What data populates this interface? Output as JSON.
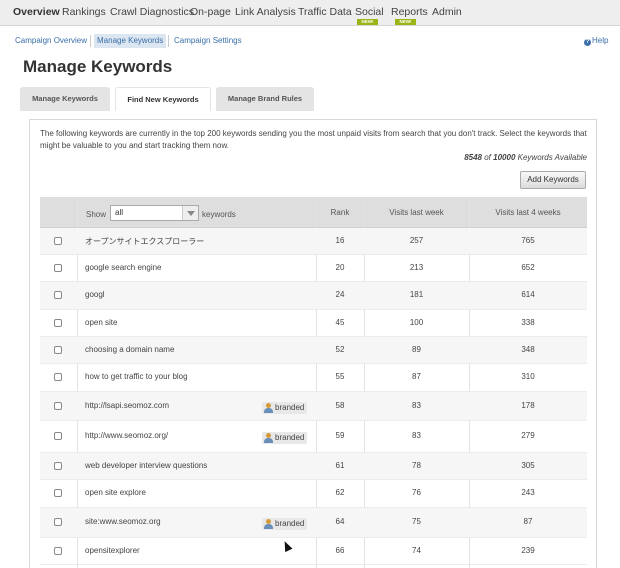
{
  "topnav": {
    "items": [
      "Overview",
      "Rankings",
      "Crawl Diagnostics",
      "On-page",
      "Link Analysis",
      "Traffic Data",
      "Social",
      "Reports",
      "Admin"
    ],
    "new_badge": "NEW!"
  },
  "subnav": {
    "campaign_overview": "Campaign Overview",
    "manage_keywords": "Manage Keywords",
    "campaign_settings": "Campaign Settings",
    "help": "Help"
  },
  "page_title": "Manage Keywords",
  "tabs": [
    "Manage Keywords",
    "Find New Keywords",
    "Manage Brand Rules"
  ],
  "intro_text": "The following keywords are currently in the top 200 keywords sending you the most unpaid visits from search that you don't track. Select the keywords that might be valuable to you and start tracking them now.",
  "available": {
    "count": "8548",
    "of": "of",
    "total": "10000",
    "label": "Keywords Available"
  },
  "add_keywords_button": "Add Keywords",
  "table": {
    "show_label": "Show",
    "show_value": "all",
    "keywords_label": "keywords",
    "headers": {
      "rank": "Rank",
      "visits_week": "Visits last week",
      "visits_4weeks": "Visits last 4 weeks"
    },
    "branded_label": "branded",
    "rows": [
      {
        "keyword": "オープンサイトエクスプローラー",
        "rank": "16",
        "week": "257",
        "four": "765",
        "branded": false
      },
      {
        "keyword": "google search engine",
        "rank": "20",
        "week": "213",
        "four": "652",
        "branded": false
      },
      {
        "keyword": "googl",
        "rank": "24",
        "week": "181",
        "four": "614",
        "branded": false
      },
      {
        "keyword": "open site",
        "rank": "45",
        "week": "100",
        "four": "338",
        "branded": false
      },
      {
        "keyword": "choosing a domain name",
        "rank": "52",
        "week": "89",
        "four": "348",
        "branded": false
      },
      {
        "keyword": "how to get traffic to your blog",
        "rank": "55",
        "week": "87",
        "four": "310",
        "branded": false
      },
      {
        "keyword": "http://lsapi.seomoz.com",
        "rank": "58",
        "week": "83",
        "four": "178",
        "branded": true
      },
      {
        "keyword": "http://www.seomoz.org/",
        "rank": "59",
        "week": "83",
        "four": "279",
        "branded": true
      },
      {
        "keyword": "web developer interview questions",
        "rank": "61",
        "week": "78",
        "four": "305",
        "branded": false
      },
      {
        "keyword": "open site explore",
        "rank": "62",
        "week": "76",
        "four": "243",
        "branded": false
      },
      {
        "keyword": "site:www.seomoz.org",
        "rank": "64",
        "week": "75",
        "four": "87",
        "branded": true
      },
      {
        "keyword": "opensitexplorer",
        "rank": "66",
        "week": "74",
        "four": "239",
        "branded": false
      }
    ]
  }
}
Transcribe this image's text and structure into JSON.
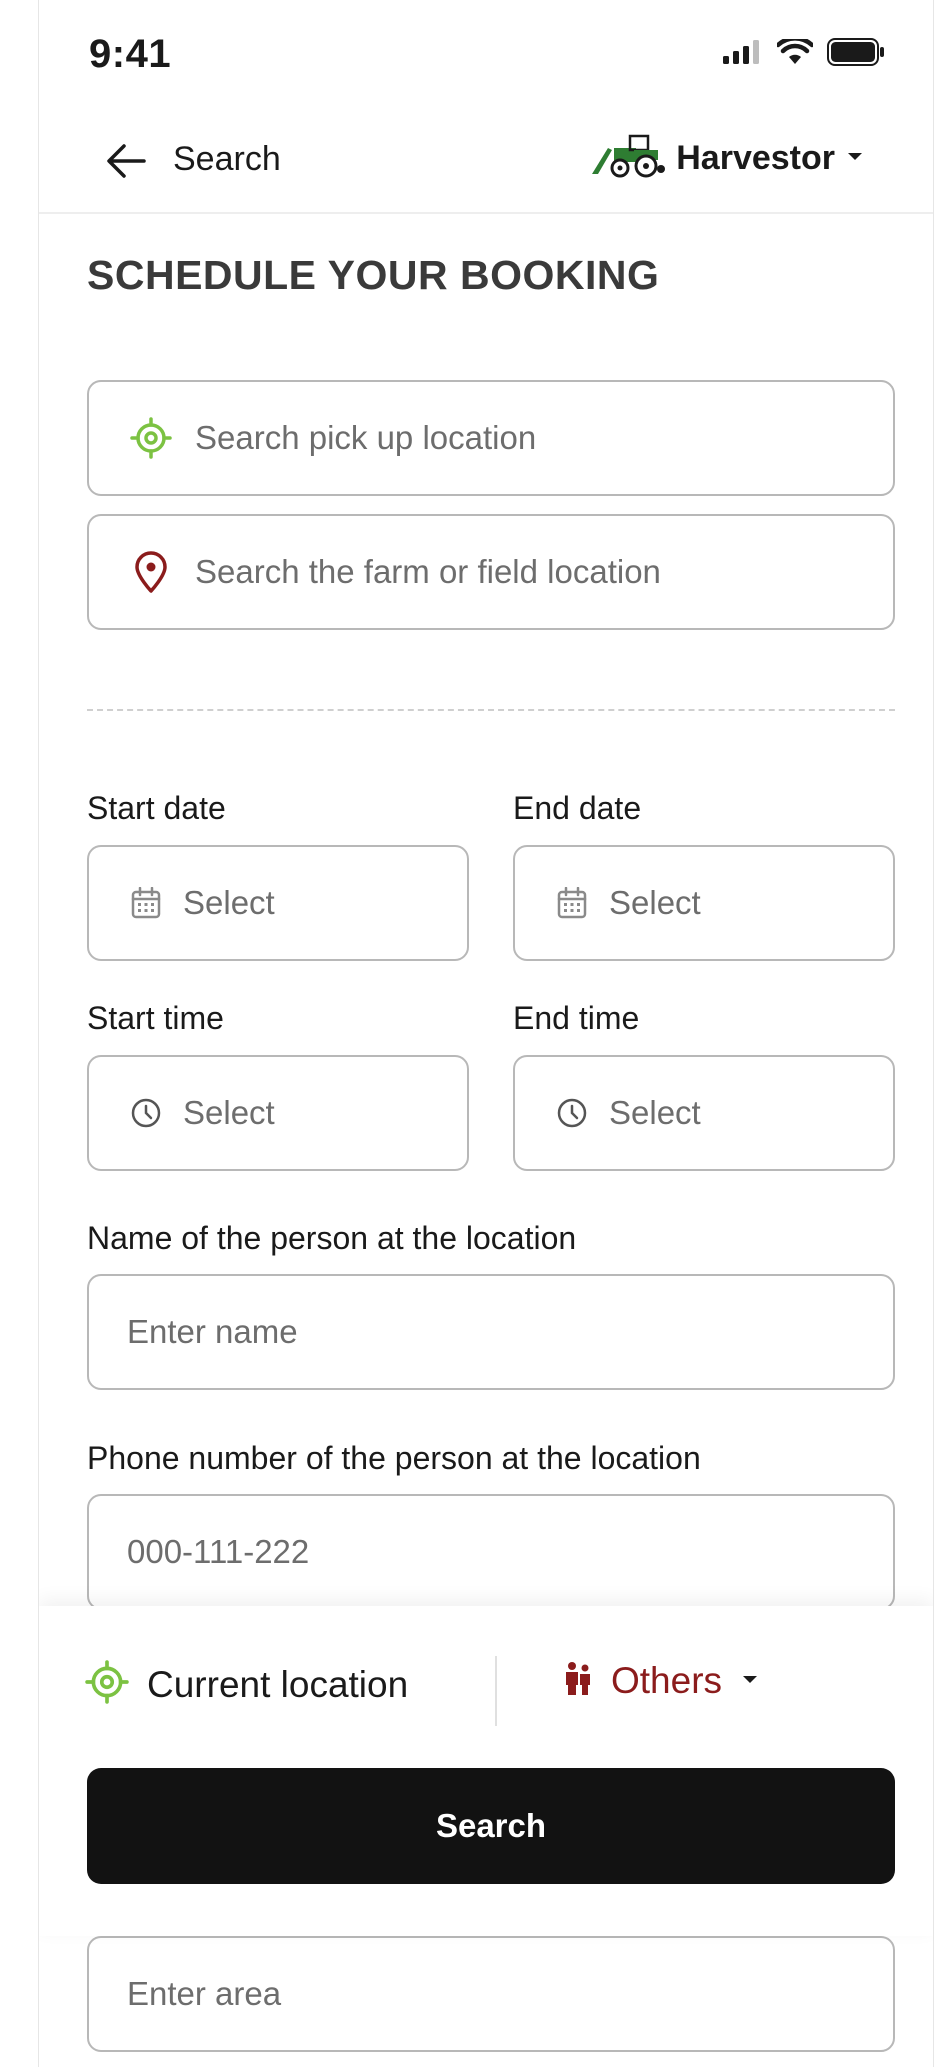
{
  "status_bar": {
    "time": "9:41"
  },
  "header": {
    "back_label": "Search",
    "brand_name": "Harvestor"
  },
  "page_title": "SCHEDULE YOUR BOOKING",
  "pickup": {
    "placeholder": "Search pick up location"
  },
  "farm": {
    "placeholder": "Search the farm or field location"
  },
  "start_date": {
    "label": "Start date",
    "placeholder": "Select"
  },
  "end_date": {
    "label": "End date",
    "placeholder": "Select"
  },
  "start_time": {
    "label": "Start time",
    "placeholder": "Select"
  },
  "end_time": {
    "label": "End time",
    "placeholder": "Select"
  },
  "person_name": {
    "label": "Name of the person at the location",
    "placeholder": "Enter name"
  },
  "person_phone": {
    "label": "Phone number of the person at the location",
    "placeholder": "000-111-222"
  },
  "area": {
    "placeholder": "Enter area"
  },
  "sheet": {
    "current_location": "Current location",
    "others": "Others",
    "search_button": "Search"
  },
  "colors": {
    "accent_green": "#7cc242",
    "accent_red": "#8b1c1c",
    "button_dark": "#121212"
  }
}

········

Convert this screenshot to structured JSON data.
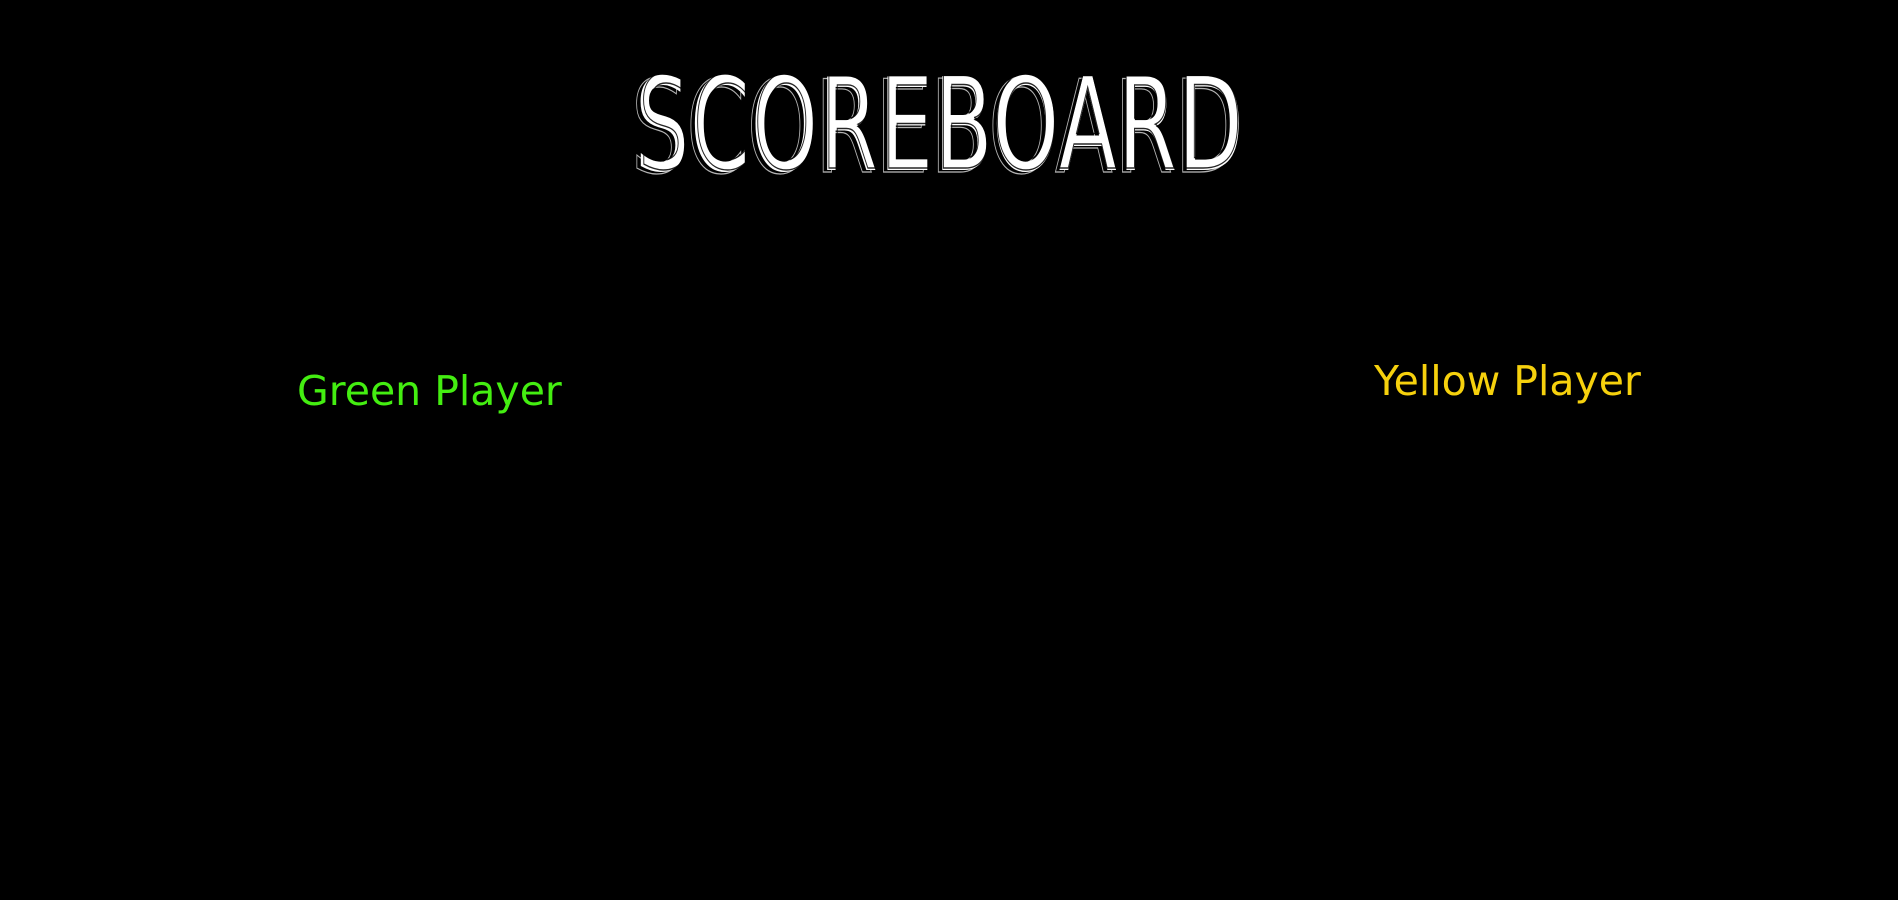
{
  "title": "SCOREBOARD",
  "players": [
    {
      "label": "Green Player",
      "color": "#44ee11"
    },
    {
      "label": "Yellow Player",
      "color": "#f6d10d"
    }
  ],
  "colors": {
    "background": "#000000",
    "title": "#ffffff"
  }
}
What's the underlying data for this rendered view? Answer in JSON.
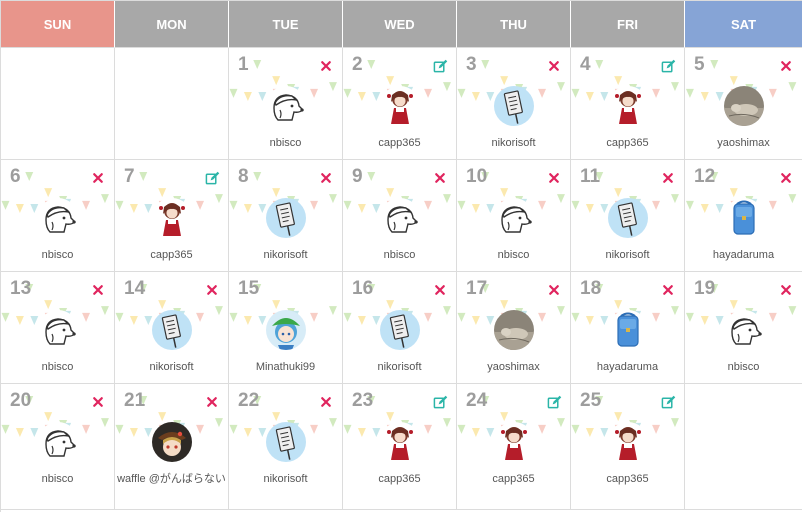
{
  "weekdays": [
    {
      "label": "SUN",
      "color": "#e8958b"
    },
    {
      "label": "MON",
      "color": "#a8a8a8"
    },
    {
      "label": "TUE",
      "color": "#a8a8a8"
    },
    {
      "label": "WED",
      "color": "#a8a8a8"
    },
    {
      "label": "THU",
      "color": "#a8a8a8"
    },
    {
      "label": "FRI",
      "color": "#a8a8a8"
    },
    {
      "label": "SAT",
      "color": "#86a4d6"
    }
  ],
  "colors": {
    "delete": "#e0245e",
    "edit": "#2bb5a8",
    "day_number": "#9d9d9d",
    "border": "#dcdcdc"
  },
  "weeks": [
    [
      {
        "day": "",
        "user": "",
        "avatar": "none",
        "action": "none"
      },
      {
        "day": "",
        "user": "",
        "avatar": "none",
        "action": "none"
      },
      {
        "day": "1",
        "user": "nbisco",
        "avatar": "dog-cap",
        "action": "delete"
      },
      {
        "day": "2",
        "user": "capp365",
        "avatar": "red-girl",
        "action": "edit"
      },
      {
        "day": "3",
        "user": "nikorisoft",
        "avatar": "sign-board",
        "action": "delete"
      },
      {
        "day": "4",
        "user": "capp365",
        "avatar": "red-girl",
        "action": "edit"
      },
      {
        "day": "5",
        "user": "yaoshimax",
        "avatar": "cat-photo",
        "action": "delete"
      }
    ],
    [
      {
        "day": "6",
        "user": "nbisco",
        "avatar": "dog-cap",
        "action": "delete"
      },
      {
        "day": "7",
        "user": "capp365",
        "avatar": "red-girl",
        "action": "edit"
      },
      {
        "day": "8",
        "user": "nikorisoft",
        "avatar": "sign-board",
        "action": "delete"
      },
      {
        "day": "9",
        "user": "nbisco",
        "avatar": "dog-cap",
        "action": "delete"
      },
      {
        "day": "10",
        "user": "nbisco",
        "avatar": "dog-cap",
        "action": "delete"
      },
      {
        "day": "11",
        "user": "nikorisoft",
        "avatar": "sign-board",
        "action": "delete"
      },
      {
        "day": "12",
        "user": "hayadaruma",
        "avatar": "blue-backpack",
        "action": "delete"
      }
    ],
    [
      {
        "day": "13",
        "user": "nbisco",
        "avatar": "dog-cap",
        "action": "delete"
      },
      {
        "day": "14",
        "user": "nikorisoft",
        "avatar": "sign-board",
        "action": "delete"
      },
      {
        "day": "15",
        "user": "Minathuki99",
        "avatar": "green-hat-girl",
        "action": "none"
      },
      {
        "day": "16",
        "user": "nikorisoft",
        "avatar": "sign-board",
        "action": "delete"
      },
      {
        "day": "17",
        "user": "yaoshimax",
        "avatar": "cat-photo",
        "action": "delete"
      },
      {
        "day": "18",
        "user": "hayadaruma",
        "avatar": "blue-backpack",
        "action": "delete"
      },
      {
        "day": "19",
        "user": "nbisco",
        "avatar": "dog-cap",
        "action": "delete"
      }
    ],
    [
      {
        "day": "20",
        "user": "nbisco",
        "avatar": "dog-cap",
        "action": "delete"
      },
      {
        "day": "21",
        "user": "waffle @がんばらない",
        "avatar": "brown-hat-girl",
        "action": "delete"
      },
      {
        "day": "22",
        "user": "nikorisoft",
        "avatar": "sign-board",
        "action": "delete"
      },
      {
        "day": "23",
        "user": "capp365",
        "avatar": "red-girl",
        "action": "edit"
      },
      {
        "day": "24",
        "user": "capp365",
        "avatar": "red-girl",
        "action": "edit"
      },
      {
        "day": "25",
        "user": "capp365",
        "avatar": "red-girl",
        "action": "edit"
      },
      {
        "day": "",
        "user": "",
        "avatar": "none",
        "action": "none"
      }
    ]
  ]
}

········

▸ **Instructions to follow**
Locate all lines holding the word "this", then copy them out.

▸ **Task output**
What data populates this interface? Output as JSON.
Transcribe this image's text and structure into JSON.
Convert this screenshot to structured JSON data.
What's the underlying data for this rendered view? Answer in JSON.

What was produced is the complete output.